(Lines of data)
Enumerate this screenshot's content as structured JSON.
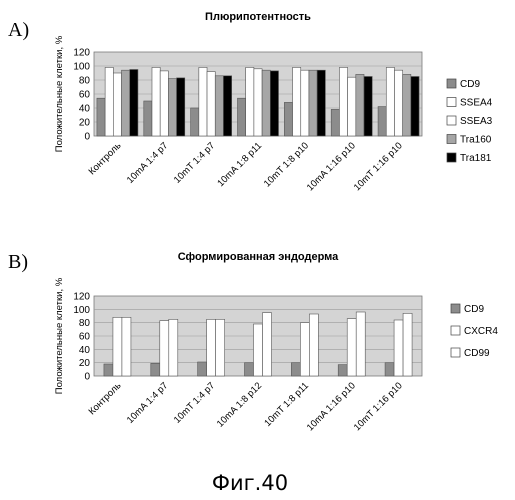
{
  "caption": "Фиг.40",
  "series_colors": {
    "CD9": "#8c8c8c",
    "SSEA4": "#ffffff",
    "SSEA3": "#ffffff",
    "Tra160": "#a6a6a6",
    "Tra181": "#000000",
    "CXCR4": "#ffffff",
    "CD99": "#ffffff"
  },
  "plot_background": "#d4d4d4",
  "chart_data": [
    {
      "panel_label": "A)",
      "type": "bar",
      "title": "Плюрипотентность",
      "ylabel": "Положительные клетки, %",
      "ylim": [
        0,
        120
      ],
      "yticks": [
        0,
        20,
        40,
        60,
        80,
        100,
        120
      ],
      "grid": true,
      "legend_position": "right",
      "categories": [
        "Контроль",
        "10mA 1:4 p7",
        "10mT 1:4 p7",
        "10mA 1:8 p11",
        "10mT 1:8 p10",
        "10mA 1:16 p10",
        "10mT 1:16 p10"
      ],
      "series": [
        {
          "name": "CD9",
          "values": [
            54,
            50,
            40,
            54,
            48,
            38,
            42
          ]
        },
        {
          "name": "SSEA4",
          "values": [
            98,
            98,
            98,
            98,
            98,
            98,
            98
          ]
        },
        {
          "name": "SSEA3",
          "values": [
            90,
            93,
            92,
            96,
            94,
            84,
            94
          ]
        },
        {
          "name": "Tra160",
          "values": [
            94,
            82,
            86,
            94,
            94,
            88,
            88
          ]
        },
        {
          "name": "Tra181",
          "values": [
            95,
            83,
            86,
            93,
            94,
            85,
            85
          ]
        }
      ]
    },
    {
      "panel_label": "B)",
      "type": "bar",
      "title": "Сформированная эндодерма",
      "ylabel": "Положительные клетки, %",
      "ylim": [
        0,
        120
      ],
      "yticks": [
        0,
        20,
        40,
        60,
        80,
        100,
        120
      ],
      "grid": true,
      "legend_position": "right",
      "categories": [
        "Контроль",
        "10mA 1:4 p7",
        "10mT 1:4 p7",
        "10mA 1:8 p12",
        "10mT 1:8 p11",
        "10mA 1:16 p10",
        "10mT 1:16 p10"
      ],
      "series": [
        {
          "name": "CD9",
          "values": [
            18,
            19,
            21,
            20,
            20,
            17,
            20
          ]
        },
        {
          "name": "CXCR4",
          "values": [
            88,
            83,
            85,
            78,
            80,
            86,
            84
          ]
        },
        {
          "name": "CD99",
          "values": [
            88,
            85,
            85,
            95,
            93,
            96,
            94
          ]
        }
      ]
    }
  ]
}
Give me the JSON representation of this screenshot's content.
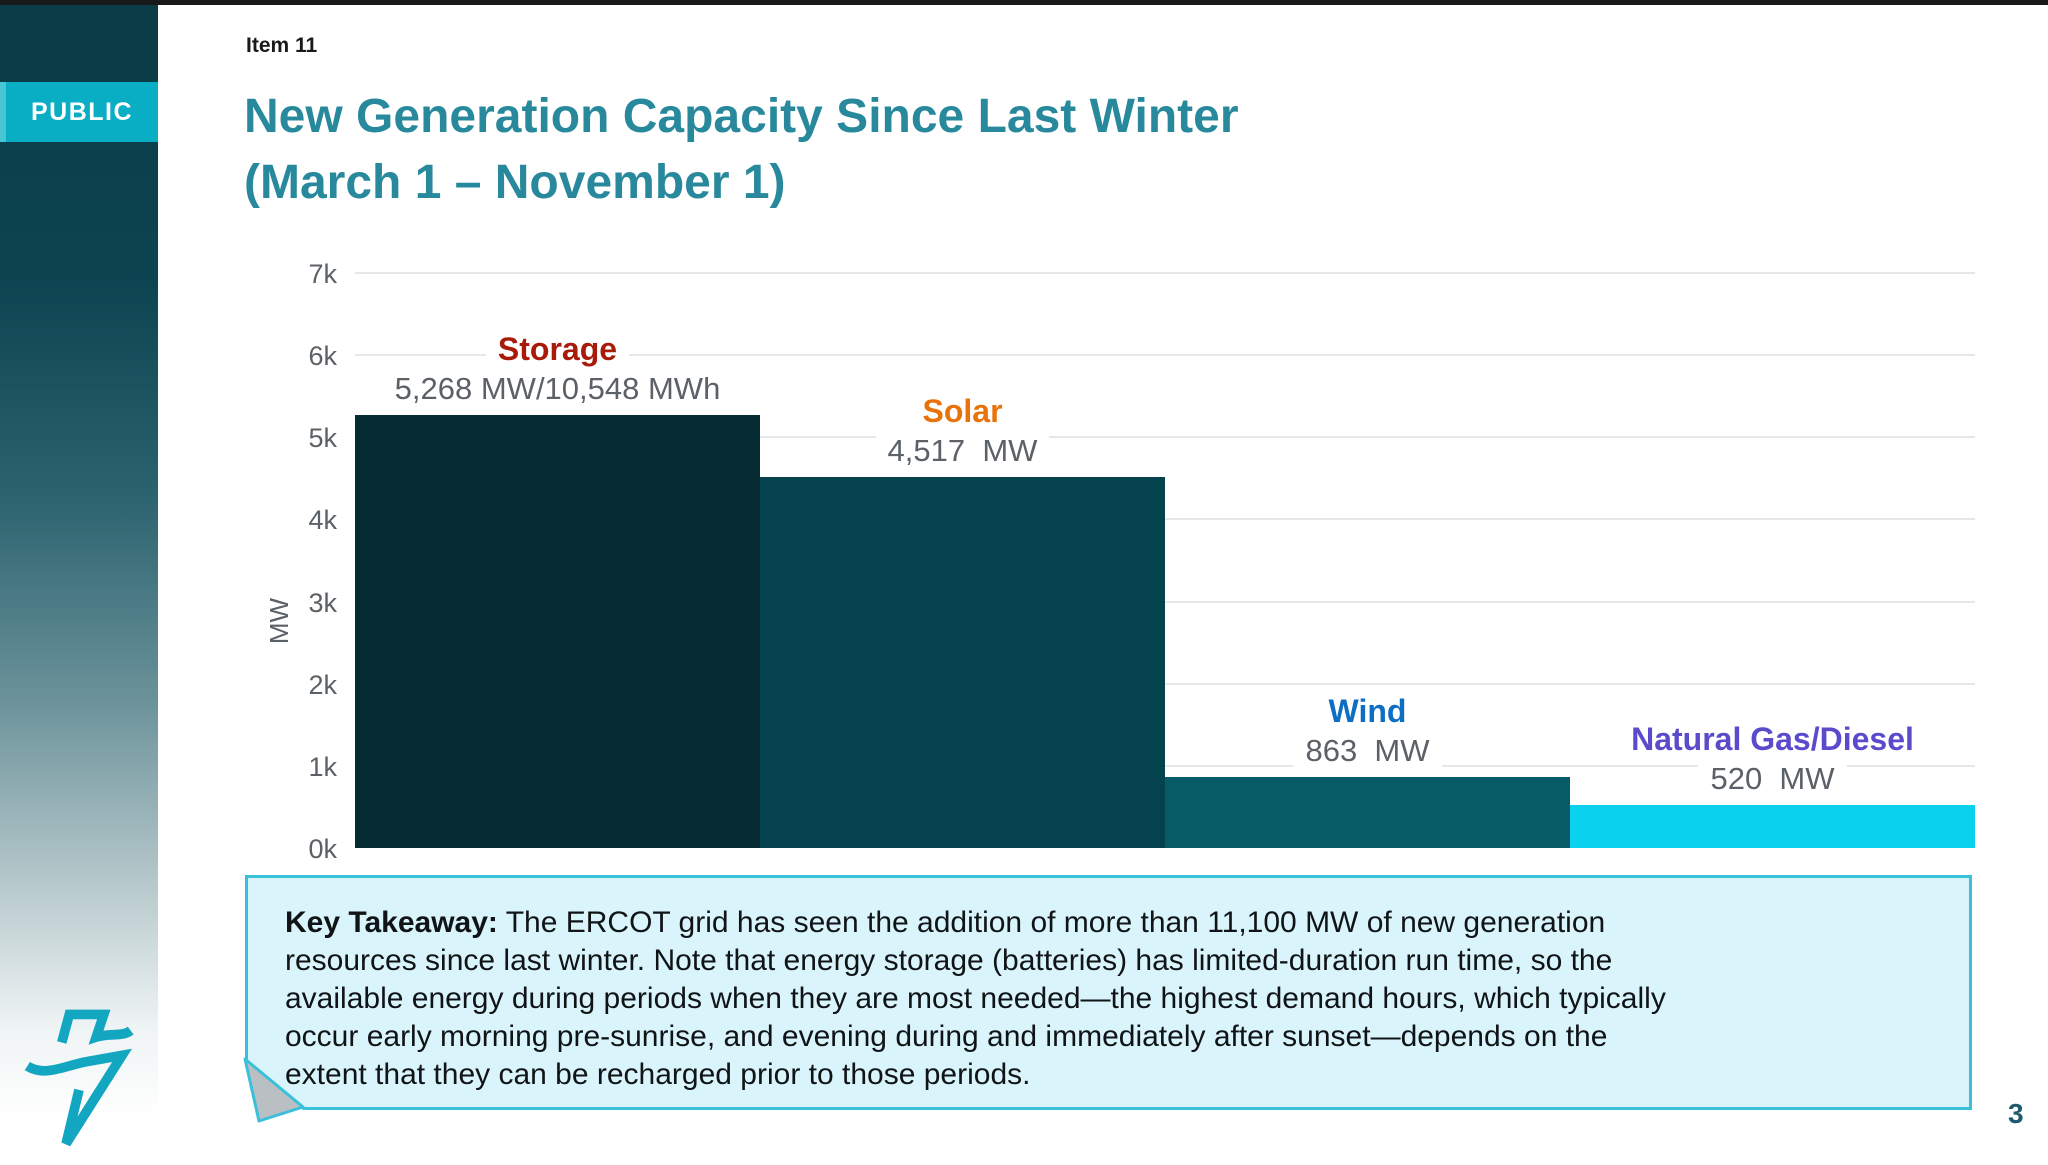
{
  "slide": {
    "classification_badge": "PUBLIC",
    "item_label": "Item 11",
    "title_line1": "New Generation Capacity Since Last Winter",
    "title_line2": "(March 1 – November 1)",
    "page_number": "3",
    "logo_icon": "ercot-lightning-bolt-icon",
    "logo_color": "#12a6c1"
  },
  "chart_data": {
    "type": "bar",
    "title": "",
    "xlabel": "",
    "ylabel": "MW",
    "ylim": [
      0,
      7000
    ],
    "ytick_labels": [
      "0k",
      "1k",
      "2k",
      "3k",
      "4k",
      "5k",
      "6k",
      "7k"
    ],
    "grid": true,
    "legend": "none",
    "categories": [
      "Storage",
      "Solar",
      "Wind",
      "Natural Gas/Diesel"
    ],
    "values": [
      5268,
      4517,
      863,
      520
    ],
    "value_labels": [
      "5,268 MW/10,548 MWh",
      "4,517  MW",
      "863  MW",
      "520  MW"
    ],
    "bar_colors": [
      "#062b33",
      "#04434d",
      "#065b67",
      "#0ad1ee"
    ],
    "label_colors": [
      "#a81b0b",
      "#e8730b",
      "#0d6fc4",
      "#5a4bcd"
    ]
  },
  "takeaway": {
    "key_label": "Key Takeaway:",
    "body": "The ERCOT grid has seen the addition of more than 11,100 MW of new generation\nresources since last winter. Note that energy storage (batteries) has limited-duration run time, so the\navailable energy during periods when they are most needed—the highest demand hours, which typically\noccur early morning pre-sunrise, and evening during and immediately after sunset—depends on the\nextent that they can be recharged prior to those periods.",
    "border_color": "#3bc0da",
    "fill_color": "#d9f4fb"
  },
  "colors": {
    "title_teal": "#28899c",
    "badge_cyan": "#09adc4",
    "sidebar_dark_teal": "#0b3d49"
  }
}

§ Work to be completed
Copy every line of the data exactly as written, excluding the pictures.

§ Result of the task
Enumerate this screenshot's content as structured JSON.
{
  "caption": "Фиг.40",
  "series_colors": {
    "CD9": "#8c8c8c",
    "SSEA4": "#ffffff",
    "SSEA3": "#ffffff",
    "Tra160": "#a6a6a6",
    "Tra181": "#000000",
    "CXCR4": "#ffffff",
    "CD99": "#ffffff"
  },
  "plot_background": "#d4d4d4",
  "chart_data": [
    {
      "panel_label": "A)",
      "type": "bar",
      "title": "Плюрипотентность",
      "ylabel": "Положительные клетки, %",
      "ylim": [
        0,
        120
      ],
      "yticks": [
        0,
        20,
        40,
        60,
        80,
        100,
        120
      ],
      "grid": true,
      "legend_position": "right",
      "categories": [
        "Контроль",
        "10mA 1:4 p7",
        "10mT 1:4 p7",
        "10mA 1:8 p11",
        "10mT 1:8 p10",
        "10mA 1:16 p10",
        "10mT 1:16 p10"
      ],
      "series": [
        {
          "name": "CD9",
          "values": [
            54,
            50,
            40,
            54,
            48,
            38,
            42
          ]
        },
        {
          "name": "SSEA4",
          "values": [
            98,
            98,
            98,
            98,
            98,
            98,
            98
          ]
        },
        {
          "name": "SSEA3",
          "values": [
            90,
            93,
            92,
            96,
            94,
            84,
            94
          ]
        },
        {
          "name": "Tra160",
          "values": [
            94,
            82,
            86,
            94,
            94,
            88,
            88
          ]
        },
        {
          "name": "Tra181",
          "values": [
            95,
            83,
            86,
            93,
            94,
            85,
            85
          ]
        }
      ]
    },
    {
      "panel_label": "B)",
      "type": "bar",
      "title": "Сформированная эндодерма",
      "ylabel": "Положительные клетки, %",
      "ylim": [
        0,
        120
      ],
      "yticks": [
        0,
        20,
        40,
        60,
        80,
        100,
        120
      ],
      "grid": true,
      "legend_position": "right",
      "categories": [
        "Контроль",
        "10mA 1:4 p7",
        "10mT 1:4 p7",
        "10mA 1:8 p12",
        "10mT 1:8 p11",
        "10mA 1:16 p10",
        "10mT 1:16 p10"
      ],
      "series": [
        {
          "name": "CD9",
          "values": [
            18,
            19,
            21,
            20,
            20,
            17,
            20
          ]
        },
        {
          "name": "CXCR4",
          "values": [
            88,
            83,
            85,
            78,
            80,
            86,
            84
          ]
        },
        {
          "name": "CD99",
          "values": [
            88,
            85,
            85,
            95,
            93,
            96,
            94
          ]
        }
      ]
    }
  ]
}
Give me the JSON representation of this screenshot's content.
{
  "slide": {
    "classification_badge": "PUBLIC",
    "item_label": "Item 11",
    "title_line1": "New Generation Capacity Since Last Winter",
    "title_line2": "(March 1 – November 1)",
    "page_number": "3",
    "logo_icon": "ercot-lightning-bolt-icon",
    "logo_color": "#12a6c1"
  },
  "chart_data": {
    "type": "bar",
    "title": "",
    "xlabel": "",
    "ylabel": "MW",
    "ylim": [
      0,
      7000
    ],
    "ytick_labels": [
      "0k",
      "1k",
      "2k",
      "3k",
      "4k",
      "5k",
      "6k",
      "7k"
    ],
    "grid": true,
    "legend": "none",
    "categories": [
      "Storage",
      "Solar",
      "Wind",
      "Natural Gas/Diesel"
    ],
    "values": [
      5268,
      4517,
      863,
      520
    ],
    "value_labels": [
      "5,268 MW/10,548 MWh",
      "4,517  MW",
      "863  MW",
      "520  MW"
    ],
    "bar_colors": [
      "#062b33",
      "#04434d",
      "#065b67",
      "#0ad1ee"
    ],
    "label_colors": [
      "#a81b0b",
      "#e8730b",
      "#0d6fc4",
      "#5a4bcd"
    ]
  },
  "takeaway": {
    "key_label": "Key Takeaway:",
    "body": "The ERCOT grid has seen the addition of more than 11,100 MW of new generation\nresources since last winter. Note that energy storage (batteries) has limited-duration run time, so the\navailable energy during periods when they are most needed—the highest demand hours, which typically\noccur early morning pre-sunrise, and evening during and immediately after sunset—depends on the\nextent that they can be recharged prior to those periods.",
    "border_color": "#3bc0da",
    "fill_color": "#d9f4fb"
  },
  "colors": {
    "title_teal": "#28899c",
    "badge_cyan": "#09adc4",
    "sidebar_dark_teal": "#0b3d49"
  }
}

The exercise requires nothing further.